**Requirement:** Restate word for word all of the lines below, with each image left out.
======== Source data
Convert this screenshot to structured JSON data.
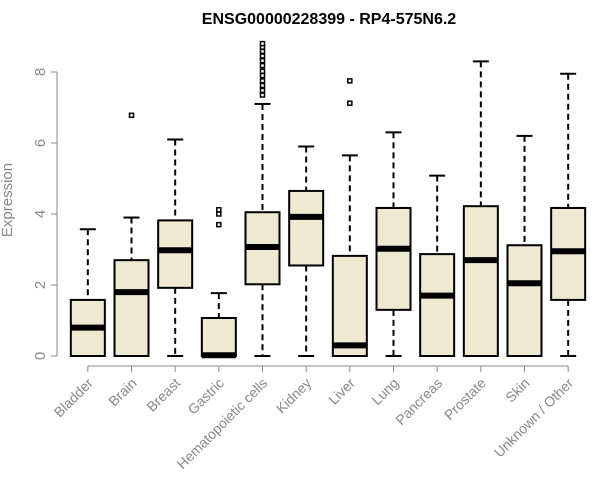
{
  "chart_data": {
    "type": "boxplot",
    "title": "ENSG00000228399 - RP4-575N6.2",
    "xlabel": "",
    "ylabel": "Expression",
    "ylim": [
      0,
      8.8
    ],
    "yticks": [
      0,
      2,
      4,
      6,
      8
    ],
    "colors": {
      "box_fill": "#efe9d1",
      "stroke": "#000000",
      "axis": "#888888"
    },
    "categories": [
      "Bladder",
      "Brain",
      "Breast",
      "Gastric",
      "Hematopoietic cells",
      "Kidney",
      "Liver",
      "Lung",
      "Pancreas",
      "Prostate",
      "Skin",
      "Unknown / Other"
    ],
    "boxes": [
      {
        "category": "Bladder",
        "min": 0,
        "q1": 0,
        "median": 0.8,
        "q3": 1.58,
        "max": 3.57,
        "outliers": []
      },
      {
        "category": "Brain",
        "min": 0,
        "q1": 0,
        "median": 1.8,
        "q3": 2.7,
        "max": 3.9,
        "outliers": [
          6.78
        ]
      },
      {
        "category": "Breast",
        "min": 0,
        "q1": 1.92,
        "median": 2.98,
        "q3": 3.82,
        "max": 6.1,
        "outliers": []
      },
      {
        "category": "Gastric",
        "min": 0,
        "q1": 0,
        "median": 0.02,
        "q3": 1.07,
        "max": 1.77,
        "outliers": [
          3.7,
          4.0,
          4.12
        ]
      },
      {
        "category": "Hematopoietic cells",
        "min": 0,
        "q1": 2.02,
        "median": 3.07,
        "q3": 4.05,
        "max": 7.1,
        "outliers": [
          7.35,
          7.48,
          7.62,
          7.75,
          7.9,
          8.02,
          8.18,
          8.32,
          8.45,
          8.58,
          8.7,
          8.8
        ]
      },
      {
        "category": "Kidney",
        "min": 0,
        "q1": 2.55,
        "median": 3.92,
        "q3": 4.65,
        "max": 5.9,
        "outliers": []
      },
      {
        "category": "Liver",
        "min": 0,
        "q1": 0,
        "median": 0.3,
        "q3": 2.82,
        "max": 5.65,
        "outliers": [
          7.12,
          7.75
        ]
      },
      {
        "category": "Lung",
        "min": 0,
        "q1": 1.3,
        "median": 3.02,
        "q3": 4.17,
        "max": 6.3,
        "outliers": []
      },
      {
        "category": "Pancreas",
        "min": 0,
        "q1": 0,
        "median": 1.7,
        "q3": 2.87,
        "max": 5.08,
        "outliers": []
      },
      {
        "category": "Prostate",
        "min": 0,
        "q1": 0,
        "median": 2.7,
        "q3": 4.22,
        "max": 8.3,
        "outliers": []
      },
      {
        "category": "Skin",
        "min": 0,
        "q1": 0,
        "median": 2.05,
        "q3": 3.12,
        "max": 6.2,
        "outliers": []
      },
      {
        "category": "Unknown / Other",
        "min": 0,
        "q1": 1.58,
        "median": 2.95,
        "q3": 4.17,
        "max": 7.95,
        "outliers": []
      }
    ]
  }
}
================
**Your response:**
Convert this screenshot to structured JSON data.
{
  "chart_data": {
    "type": "boxplot",
    "title": "ENSG00000228399 - RP4-575N6.2",
    "xlabel": "",
    "ylabel": "Expression",
    "ylim": [
      0,
      8.8
    ],
    "yticks": [
      0,
      2,
      4,
      6,
      8
    ],
    "colors": {
      "box_fill": "#efe9d1",
      "stroke": "#000000",
      "axis": "#888888"
    },
    "categories": [
      "Bladder",
      "Brain",
      "Breast",
      "Gastric",
      "Hematopoietic cells",
      "Kidney",
      "Liver",
      "Lung",
      "Pancreas",
      "Prostate",
      "Skin",
      "Unknown / Other"
    ],
    "boxes": [
      {
        "category": "Bladder",
        "min": 0,
        "q1": 0,
        "median": 0.8,
        "q3": 1.58,
        "max": 3.57,
        "outliers": []
      },
      {
        "category": "Brain",
        "min": 0,
        "q1": 0,
        "median": 1.8,
        "q3": 2.7,
        "max": 3.9,
        "outliers": [
          6.78
        ]
      },
      {
        "category": "Breast",
        "min": 0,
        "q1": 1.92,
        "median": 2.98,
        "q3": 3.82,
        "max": 6.1,
        "outliers": []
      },
      {
        "category": "Gastric",
        "min": 0,
        "q1": 0,
        "median": 0.02,
        "q3": 1.07,
        "max": 1.77,
        "outliers": [
          3.7,
          4.0,
          4.12
        ]
      },
      {
        "category": "Hematopoietic cells",
        "min": 0,
        "q1": 2.02,
        "median": 3.07,
        "q3": 4.05,
        "max": 7.1,
        "outliers": [
          7.35,
          7.48,
          7.62,
          7.75,
          7.9,
          8.02,
          8.18,
          8.32,
          8.45,
          8.58,
          8.7,
          8.8
        ]
      },
      {
        "category": "Kidney",
        "min": 0,
        "q1": 2.55,
        "median": 3.92,
        "q3": 4.65,
        "max": 5.9,
        "outliers": []
      },
      {
        "category": "Liver",
        "min": 0,
        "q1": 0,
        "median": 0.3,
        "q3": 2.82,
        "max": 5.65,
        "outliers": [
          7.12,
          7.75
        ]
      },
      {
        "category": "Lung",
        "min": 0,
        "q1": 1.3,
        "median": 3.02,
        "q3": 4.17,
        "max": 6.3,
        "outliers": []
      },
      {
        "category": "Pancreas",
        "min": 0,
        "q1": 0,
        "median": 1.7,
        "q3": 2.87,
        "max": 5.08,
        "outliers": []
      },
      {
        "category": "Prostate",
        "min": 0,
        "q1": 0,
        "median": 2.7,
        "q3": 4.22,
        "max": 8.3,
        "outliers": []
      },
      {
        "category": "Skin",
        "min": 0,
        "q1": 0,
        "median": 2.05,
        "q3": 3.12,
        "max": 6.2,
        "outliers": []
      },
      {
        "category": "Unknown / Other",
        "min": 0,
        "q1": 1.58,
        "median": 2.95,
        "q3": 4.17,
        "max": 7.95,
        "outliers": []
      }
    ]
  }
}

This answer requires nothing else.